> **Written exercise**
Copy every line of the data that contains the string "around".
━━━ Data for the task ━━━
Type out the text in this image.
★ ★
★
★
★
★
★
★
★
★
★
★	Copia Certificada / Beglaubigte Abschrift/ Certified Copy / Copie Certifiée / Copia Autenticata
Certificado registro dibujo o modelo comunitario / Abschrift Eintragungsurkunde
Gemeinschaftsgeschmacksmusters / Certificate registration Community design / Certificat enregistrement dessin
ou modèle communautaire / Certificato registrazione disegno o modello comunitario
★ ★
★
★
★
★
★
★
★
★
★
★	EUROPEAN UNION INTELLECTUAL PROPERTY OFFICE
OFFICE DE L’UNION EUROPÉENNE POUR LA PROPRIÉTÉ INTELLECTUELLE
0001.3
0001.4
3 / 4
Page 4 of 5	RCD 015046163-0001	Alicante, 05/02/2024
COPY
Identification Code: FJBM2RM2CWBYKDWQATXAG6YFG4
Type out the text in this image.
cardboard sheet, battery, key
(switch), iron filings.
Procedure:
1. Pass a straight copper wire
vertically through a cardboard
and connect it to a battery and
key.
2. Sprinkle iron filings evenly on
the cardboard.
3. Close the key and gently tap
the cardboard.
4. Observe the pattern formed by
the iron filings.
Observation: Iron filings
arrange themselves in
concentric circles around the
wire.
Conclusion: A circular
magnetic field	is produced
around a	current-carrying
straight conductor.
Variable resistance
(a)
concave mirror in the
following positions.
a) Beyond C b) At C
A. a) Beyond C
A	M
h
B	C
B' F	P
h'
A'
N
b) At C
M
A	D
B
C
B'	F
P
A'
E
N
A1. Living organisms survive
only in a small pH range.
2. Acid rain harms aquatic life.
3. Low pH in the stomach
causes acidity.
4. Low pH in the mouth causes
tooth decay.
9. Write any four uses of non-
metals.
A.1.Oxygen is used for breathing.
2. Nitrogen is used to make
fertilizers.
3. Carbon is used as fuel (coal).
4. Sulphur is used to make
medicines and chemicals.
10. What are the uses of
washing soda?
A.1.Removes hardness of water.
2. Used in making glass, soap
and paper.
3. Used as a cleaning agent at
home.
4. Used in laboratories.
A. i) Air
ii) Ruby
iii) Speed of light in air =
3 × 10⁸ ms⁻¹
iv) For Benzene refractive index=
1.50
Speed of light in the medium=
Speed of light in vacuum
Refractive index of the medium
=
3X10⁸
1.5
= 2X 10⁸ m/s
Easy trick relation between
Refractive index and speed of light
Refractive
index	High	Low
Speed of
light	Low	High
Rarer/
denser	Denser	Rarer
━━━
> **Solved problem**
concentric circles around the
around a	current-carrying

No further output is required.